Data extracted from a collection
· · · · · · ·

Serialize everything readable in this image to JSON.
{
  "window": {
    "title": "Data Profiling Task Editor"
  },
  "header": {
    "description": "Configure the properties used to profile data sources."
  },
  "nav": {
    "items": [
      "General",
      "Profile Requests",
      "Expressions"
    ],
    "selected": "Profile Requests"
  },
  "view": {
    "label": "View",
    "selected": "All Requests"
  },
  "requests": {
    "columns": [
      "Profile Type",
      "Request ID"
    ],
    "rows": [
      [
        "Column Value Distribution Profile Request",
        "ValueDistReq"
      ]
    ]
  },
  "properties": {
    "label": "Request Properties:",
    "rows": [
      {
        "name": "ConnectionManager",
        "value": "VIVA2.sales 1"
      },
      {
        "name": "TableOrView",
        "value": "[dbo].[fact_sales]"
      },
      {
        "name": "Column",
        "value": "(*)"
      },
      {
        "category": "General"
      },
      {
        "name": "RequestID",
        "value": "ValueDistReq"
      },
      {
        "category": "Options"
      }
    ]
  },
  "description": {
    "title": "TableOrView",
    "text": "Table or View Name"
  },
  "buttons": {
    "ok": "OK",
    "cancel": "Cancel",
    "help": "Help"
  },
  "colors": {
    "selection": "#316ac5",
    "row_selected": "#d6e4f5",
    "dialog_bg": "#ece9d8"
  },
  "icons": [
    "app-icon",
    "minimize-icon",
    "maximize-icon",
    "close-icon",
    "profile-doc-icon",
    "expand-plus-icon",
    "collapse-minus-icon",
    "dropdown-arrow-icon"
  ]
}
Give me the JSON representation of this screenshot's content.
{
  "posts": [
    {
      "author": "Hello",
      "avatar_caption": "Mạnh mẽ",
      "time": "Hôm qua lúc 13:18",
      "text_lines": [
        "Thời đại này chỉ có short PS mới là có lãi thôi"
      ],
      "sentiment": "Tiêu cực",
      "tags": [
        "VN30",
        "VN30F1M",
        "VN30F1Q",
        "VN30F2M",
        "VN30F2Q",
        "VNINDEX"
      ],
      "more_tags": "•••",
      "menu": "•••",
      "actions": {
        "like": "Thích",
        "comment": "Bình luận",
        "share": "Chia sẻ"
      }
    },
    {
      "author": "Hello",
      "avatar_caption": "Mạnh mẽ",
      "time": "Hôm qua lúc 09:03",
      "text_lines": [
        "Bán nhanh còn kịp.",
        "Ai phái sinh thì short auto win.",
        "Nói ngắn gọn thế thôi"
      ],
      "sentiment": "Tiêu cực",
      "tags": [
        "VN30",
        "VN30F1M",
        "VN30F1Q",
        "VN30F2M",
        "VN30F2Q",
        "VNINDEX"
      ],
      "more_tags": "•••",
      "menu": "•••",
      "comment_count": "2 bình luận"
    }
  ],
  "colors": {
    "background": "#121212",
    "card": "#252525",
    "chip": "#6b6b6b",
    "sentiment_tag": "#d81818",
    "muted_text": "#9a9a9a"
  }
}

· · · · · · ·

Examine the records and pull out every line where the string "JSON" occurs.

Serialize everything readable in this image to JSON.
Give me the JSON representation of this screenshot's content.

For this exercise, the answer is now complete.